*Sayfa Alıntısı*
-=-=-
Akşener’in söz konusu yazısının altına yazdığı ünvanı dikkatimizi çekti:
“İçişleri Eski Bakanı”
“İçişleri bakanı”, Türkçe dilbilgisine göre, ‘belirtisiz ad tamlaması’dır. Belirtisiz tamlamayı ikiye bölüp ortasına sıfat (eski) sıfatını koyamazsınız.
Ünvanın doğru yazımı:
“Eski İçişleri Bakanı”
Ancak ‘belirtili tamlamalar’da araya sıfat getirilebilir.
Doğru örnek:
“Edirne’nin eski Belediye Başkanı”
Buradaki “-nin” takısı, tamlamayı ‘belirtili’ kılar.
Sayın Akşener, İstanbul Üniversitesi (İÜ) Tarih Bölümü mezunu. Ayrıca, Marmara Üniversitesi (MÜ) Sosyal Bilimler Enstitüsünde doktora yapmış.
-=-=-
*Veri Bölümü*
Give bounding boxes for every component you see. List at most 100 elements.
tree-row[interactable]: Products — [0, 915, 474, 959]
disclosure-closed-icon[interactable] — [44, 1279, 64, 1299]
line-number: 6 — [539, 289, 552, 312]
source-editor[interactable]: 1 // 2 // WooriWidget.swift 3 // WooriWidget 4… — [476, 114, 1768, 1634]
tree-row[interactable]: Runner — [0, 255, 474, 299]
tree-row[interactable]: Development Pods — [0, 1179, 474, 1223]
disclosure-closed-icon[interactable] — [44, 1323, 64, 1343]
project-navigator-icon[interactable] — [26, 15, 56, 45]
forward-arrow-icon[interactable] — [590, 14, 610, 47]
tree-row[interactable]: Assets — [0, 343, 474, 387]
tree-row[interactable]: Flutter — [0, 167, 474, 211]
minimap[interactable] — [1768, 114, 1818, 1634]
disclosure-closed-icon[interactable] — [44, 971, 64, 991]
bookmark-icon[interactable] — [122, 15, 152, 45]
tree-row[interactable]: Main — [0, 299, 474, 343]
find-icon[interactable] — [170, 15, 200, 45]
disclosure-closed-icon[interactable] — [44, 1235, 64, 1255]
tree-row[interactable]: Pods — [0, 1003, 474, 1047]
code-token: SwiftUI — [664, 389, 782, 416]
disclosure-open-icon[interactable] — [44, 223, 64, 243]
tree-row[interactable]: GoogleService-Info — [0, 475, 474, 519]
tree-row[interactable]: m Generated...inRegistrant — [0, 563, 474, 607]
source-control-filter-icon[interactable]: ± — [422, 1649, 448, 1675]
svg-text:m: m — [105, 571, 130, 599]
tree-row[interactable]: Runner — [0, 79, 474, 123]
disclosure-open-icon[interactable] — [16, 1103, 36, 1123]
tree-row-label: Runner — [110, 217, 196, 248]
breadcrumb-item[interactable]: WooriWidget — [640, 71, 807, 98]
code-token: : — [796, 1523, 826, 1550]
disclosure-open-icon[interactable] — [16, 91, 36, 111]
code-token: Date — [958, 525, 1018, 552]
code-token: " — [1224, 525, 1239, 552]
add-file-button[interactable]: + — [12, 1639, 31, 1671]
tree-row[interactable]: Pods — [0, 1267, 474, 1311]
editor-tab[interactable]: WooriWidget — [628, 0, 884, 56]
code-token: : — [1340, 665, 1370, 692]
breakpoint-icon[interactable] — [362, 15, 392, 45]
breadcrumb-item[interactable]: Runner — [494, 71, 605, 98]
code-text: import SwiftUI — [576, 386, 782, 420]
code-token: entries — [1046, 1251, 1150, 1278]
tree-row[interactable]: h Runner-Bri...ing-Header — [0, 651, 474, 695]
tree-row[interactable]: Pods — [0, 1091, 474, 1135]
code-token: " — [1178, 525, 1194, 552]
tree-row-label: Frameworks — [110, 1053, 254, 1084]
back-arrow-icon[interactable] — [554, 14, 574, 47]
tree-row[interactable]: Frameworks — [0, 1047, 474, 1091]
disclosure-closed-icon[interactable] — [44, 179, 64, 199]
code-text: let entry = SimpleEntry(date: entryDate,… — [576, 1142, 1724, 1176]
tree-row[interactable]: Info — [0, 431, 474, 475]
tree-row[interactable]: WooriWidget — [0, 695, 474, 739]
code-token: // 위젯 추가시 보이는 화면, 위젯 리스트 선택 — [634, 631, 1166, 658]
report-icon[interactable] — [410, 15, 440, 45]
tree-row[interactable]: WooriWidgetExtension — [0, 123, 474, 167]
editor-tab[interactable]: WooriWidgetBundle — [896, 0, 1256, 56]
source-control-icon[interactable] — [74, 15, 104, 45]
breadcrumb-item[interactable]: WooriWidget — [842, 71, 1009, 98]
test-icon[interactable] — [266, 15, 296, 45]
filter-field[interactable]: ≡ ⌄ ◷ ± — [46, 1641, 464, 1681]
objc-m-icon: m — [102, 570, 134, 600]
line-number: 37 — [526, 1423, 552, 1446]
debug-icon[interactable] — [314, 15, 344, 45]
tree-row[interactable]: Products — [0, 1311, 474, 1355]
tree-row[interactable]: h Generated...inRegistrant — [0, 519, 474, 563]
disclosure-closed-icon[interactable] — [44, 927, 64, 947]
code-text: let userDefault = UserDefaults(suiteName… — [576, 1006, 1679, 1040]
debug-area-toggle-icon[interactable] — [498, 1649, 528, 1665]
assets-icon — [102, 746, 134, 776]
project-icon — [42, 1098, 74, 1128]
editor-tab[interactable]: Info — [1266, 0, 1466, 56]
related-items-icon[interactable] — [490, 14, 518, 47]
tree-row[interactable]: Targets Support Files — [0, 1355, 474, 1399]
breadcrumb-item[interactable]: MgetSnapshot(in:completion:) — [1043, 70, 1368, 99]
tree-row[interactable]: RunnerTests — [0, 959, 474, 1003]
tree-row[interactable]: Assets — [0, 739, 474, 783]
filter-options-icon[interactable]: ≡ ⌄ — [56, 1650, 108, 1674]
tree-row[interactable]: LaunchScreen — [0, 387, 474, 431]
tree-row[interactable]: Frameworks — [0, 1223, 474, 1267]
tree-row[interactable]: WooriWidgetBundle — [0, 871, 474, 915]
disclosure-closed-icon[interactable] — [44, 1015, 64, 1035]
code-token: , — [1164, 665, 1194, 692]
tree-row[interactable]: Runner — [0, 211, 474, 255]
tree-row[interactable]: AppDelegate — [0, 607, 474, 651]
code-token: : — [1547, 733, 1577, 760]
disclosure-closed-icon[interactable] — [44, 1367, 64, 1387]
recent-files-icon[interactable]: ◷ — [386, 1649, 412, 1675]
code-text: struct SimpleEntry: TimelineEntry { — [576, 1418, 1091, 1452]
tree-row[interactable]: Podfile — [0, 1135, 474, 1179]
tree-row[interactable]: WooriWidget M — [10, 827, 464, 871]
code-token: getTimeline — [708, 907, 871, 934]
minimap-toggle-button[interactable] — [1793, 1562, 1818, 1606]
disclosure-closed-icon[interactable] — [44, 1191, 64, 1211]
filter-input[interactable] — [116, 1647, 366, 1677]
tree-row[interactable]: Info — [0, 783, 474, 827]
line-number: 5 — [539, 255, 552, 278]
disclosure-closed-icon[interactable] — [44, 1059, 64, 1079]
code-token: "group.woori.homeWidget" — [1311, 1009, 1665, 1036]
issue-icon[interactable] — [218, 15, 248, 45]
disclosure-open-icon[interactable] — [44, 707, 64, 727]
-=-=-
*Alıştırma Soruları*
#1 Sayfa alıntısında "Akşener’in söz konusu" sözcüklerinin bulunduğu yerden başlayıp "(eski) sıfatını koyamazsınız." sözcükleriyle biten kısmı harfi harfine yazın.
#2 Sayfa alıntısına göre "Edirne’nin eski Belediye Başkanı" örneğinde tamlamayı belirtili kılan nedir?

*Yazılı Cevaplar*
#1
Akşener’in söz konusu yazısının altına yazdığı ünvanı dikkatimizi çekti:
“İçişleri Eski Bakanı”
“İçişleri bakanı”, Türkçe dilbilgisine göre, ‘belirtisiz ad tamlaması’dır. Belirtisiz tamlamayı ikiye bölüp ortasına sıfat (eski) sıfatını koyamazsınız.

#2 "-nin" takısı.